▶ [TEXT EXCERPT]
-- start --
Page MenuHomePhabricator

Flow wikitext API doesn’t include image that’s present in a topic
Closed, ResolvedPublicBUG REPORT

Description

Steps to replicate the issue

What happens?
There is no image present in the wikitext API response, despite there being an image present at https://mediawiki.org/wiki/Topic:Uecl7etmvwe4tg5x

What should have happened instead?
The image should have been included in the wikitext API response, given that it was part of the topic.

Software version
WMF production - Special:Version gives me MW 1.44.0-wmf.20 & Parsoid 0.21.0-a20

Other information/notes

Event Timeline

Restricted Application added a subscriber: Aklapper. · View Herald Transcript

The HTML of the image has typeof="mw:Image/Thumb", while normal Parsoid output should have typeof="mw:File/Thumb" instead. Presumably this is something that changed in the past 7 years, and modern Parsoid can no longer convert that HTML to wikitext?

I was aware of that patch, but assumed that the number of Flow posts with images was insignificant enough that I didn't have to care, and what I expected it to produce was some sort of malformed markup, not silently dropping the image.

Stephonjeffries19 changed the task status from Open to Stalled.Mar 22 2025, 4:04 PM
Stephonjeffries19 set the point value for this task to 364955616.
Stephonjeffries19 set Final Story Points to 52648.
Pppery changed the task status from Stalled to Open.Mar 22 2025, 4:04 PM
Pppery removed the point value 364955616 for this task.
Pppery removed Final Story Points.
Stephonjeffries19 changed the task status from Open to Stalled.Mar 22 2025, 4:05 PM
Pppery changed the task status from Stalled to Open.Mar 22 2025, 4:07 PM

I was aware of that patch, but assumed that the number of Flow posts with images was insignificant enough that I didn't have to care, and what I expected it to produce was some sort of malformed markup, not silently dropping the image.

Do you want me to restore some of that backwards compatible code?

No, it's too late now - I ran the export bot weeks ago.

That's really up to A smart kitten, not me. I guess I could re-export the specific sampling of topics that lost images if I could find them.

To make that easier, it would be useful to know when the relevant Parsoid change was ...

(Sorry, my comment above was kind of terse - restoring the backward compatibility now wouldn't fix anything by itself - it might be part of a broader scheme if I decide to pursue that, but the time for that isn't now).


My personal opinion is that we should accept Flow->wikitext conversion is lossy (which isn't all Parsoid's fault, some of it is unavoidable due to data-model or wikitext syntax mismatches), and do T389680 so edge-cases like this don't get lost, rather than trying to track down every single one and fix the wikitext.

@A_smart_kitten What do you think?
-- end --
▶ [GIVEN DATA]
-- start --
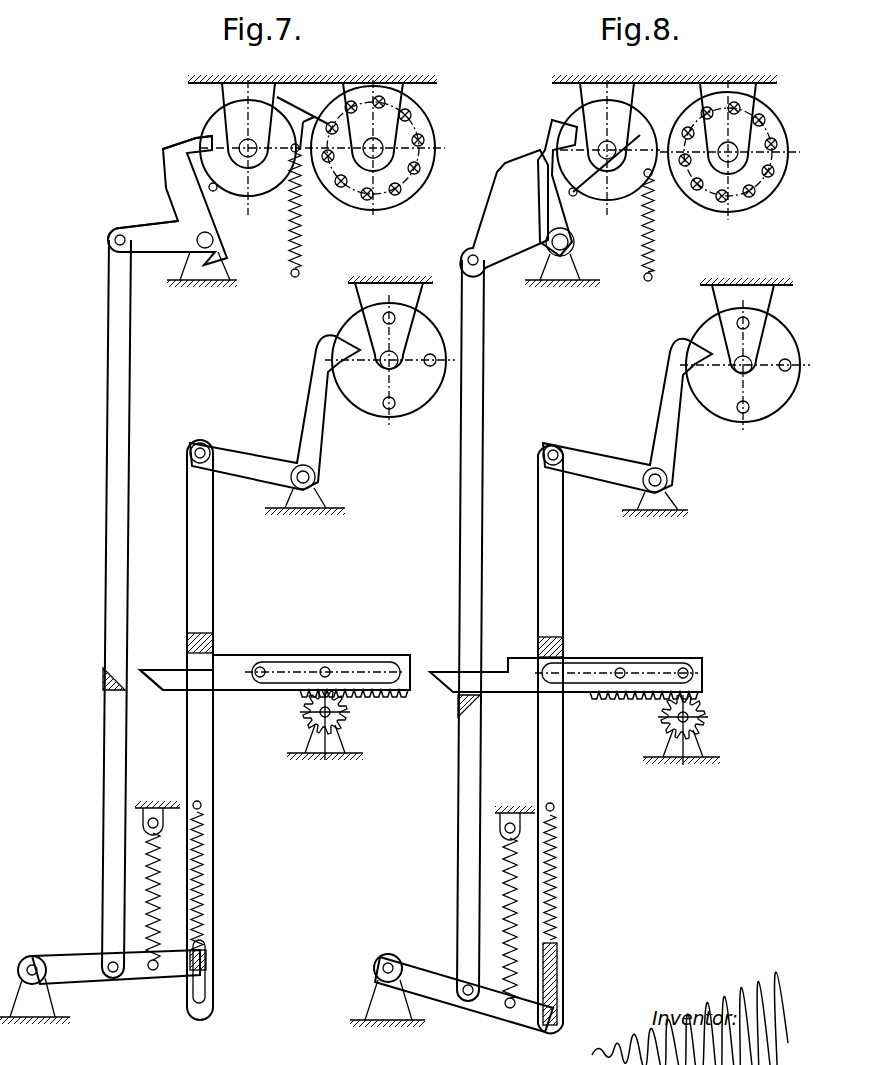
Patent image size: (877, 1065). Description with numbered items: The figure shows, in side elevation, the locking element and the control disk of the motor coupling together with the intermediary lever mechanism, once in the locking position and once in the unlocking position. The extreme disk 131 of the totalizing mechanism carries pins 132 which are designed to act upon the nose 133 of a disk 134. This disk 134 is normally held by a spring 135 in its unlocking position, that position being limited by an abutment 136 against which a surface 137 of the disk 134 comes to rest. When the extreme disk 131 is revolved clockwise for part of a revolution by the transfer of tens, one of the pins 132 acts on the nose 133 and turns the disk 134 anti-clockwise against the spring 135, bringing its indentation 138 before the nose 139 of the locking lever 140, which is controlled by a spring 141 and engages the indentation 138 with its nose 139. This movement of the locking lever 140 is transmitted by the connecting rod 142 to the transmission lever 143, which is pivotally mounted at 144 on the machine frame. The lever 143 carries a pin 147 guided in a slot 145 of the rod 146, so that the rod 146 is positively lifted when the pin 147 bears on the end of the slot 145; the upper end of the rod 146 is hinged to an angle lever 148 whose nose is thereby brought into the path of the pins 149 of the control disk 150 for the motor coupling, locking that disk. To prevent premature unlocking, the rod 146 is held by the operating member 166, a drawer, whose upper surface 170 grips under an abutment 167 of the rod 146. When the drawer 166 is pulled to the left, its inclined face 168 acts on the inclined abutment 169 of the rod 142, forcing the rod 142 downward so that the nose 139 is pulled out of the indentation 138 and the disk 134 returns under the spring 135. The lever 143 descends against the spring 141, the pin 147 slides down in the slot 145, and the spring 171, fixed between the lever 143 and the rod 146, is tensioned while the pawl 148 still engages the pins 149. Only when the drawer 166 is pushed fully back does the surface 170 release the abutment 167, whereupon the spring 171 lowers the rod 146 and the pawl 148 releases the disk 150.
-- end --
▶ [THE TASK] In the bug report, what typeof value does the image's HTML carry, as opposed to the one normal Parsoid output should have?

▶ [TASK RESULT] typeof="mw:Image/Thumb"